>> Start Data for this task

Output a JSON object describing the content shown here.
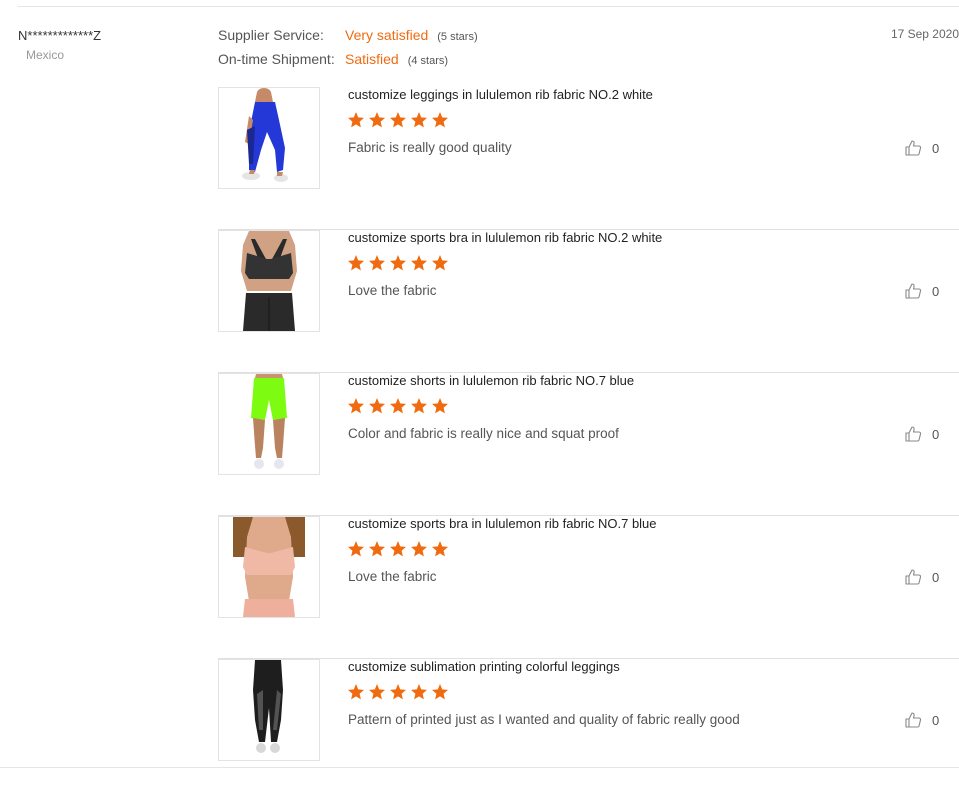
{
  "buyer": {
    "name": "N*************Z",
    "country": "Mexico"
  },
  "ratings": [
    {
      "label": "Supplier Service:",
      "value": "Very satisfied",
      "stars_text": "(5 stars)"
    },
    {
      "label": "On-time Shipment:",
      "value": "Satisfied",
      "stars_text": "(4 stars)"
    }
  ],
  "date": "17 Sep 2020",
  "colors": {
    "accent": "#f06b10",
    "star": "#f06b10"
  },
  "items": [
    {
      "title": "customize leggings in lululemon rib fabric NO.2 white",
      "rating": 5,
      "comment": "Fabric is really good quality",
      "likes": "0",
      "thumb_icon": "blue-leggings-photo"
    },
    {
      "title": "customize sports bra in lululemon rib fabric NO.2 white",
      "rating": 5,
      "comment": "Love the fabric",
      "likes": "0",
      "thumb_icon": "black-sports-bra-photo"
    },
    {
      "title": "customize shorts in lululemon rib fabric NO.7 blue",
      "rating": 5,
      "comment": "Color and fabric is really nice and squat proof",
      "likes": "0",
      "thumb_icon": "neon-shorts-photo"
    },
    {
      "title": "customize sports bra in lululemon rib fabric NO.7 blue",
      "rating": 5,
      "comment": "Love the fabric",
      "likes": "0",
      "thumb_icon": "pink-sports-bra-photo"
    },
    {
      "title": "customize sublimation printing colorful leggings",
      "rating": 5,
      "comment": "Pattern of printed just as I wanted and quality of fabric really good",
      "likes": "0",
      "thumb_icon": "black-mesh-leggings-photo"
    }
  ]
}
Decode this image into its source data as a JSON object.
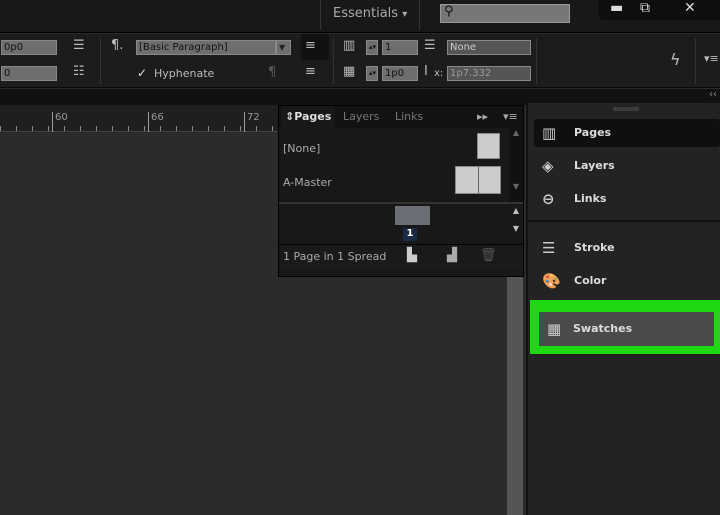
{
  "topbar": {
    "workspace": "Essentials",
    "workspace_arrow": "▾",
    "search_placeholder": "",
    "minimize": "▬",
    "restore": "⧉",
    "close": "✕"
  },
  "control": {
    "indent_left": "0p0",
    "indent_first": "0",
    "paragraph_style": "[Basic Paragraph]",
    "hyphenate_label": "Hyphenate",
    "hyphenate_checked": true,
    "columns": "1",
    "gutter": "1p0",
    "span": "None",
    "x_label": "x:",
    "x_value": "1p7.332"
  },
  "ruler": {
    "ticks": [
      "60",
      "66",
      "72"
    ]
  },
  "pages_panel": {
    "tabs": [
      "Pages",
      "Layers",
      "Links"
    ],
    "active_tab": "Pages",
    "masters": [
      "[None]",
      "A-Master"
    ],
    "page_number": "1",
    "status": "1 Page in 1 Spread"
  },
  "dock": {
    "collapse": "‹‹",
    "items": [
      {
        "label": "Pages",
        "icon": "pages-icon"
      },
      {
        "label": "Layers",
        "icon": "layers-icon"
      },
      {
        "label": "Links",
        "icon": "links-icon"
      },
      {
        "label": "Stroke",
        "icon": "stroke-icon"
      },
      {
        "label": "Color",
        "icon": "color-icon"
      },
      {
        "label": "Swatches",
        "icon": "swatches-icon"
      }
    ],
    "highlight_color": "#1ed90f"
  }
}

>> End Data for this task

- _Directive_: Every entry above should be duplicated exactly. Do not include the images.

- _Response to this task_:
Output a JSON object describing the content shown here.
{
  "buyer": {
    "name": "N*************Z",
    "country": "Mexico"
  },
  "ratings": [
    {
      "label": "Supplier Service:",
      "value": "Very satisfied",
      "stars_text": "(5 stars)"
    },
    {
      "label": "On-time Shipment:",
      "value": "Satisfied",
      "stars_text": "(4 stars)"
    }
  ],
  "date": "17 Sep 2020",
  "colors": {
    "accent": "#f06b10",
    "star": "#f06b10"
  },
  "items": [
    {
      "title": "customize leggings in lululemon rib fabric NO.2 white",
      "rating": 5,
      "comment": "Fabric is really good quality",
      "likes": "0",
      "thumb_icon": "blue-leggings-photo"
    },
    {
      "title": "customize sports bra in lululemon rib fabric NO.2 white",
      "rating": 5,
      "comment": "Love the fabric",
      "likes": "0",
      "thumb_icon": "black-sports-bra-photo"
    },
    {
      "title": "customize shorts in lululemon rib fabric NO.7 blue",
      "rating": 5,
      "comment": "Color and fabric is really nice and squat proof",
      "likes": "0",
      "thumb_icon": "neon-shorts-photo"
    },
    {
      "title": "customize sports bra in lululemon rib fabric NO.7 blue",
      "rating": 5,
      "comment": "Love the fabric",
      "likes": "0",
      "thumb_icon": "pink-sports-bra-photo"
    },
    {
      "title": "customize sublimation printing colorful leggings",
      "rating": 5,
      "comment": "Pattern of printed just as I wanted and quality of fabric really good",
      "likes": "0",
      "thumb_icon": "black-mesh-leggings-photo"
    }
  ]
}
Decode this image into its source data as a JSON object.
{
  "topbar": {
    "workspace": "Essentials",
    "workspace_arrow": "▾",
    "search_placeholder": "",
    "minimize": "▬",
    "restore": "⧉",
    "close": "✕"
  },
  "control": {
    "indent_left": "0p0",
    "indent_first": "0",
    "paragraph_style": "[Basic Paragraph]",
    "hyphenate_label": "Hyphenate",
    "hyphenate_checked": true,
    "columns": "1",
    "gutter": "1p0",
    "span": "None",
    "x_label": "x:",
    "x_value": "1p7.332"
  },
  "ruler": {
    "ticks": [
      "60",
      "66",
      "72"
    ]
  },
  "pages_panel": {
    "tabs": [
      "Pages",
      "Layers",
      "Links"
    ],
    "active_tab": "Pages",
    "masters": [
      "[None]",
      "A-Master"
    ],
    "page_number": "1",
    "status": "1 Page in 1 Spread"
  },
  "dock": {
    "collapse": "‹‹",
    "items": [
      {
        "label": "Pages",
        "icon": "pages-icon"
      },
      {
        "label": "Layers",
        "icon": "layers-icon"
      },
      {
        "label": "Links",
        "icon": "links-icon"
      },
      {
        "label": "Stroke",
        "icon": "stroke-icon"
      },
      {
        "label": "Color",
        "icon": "color-icon"
      },
      {
        "label": "Swatches",
        "icon": "swatches-icon"
      }
    ],
    "highlight_color": "#1ed90f"
  }
}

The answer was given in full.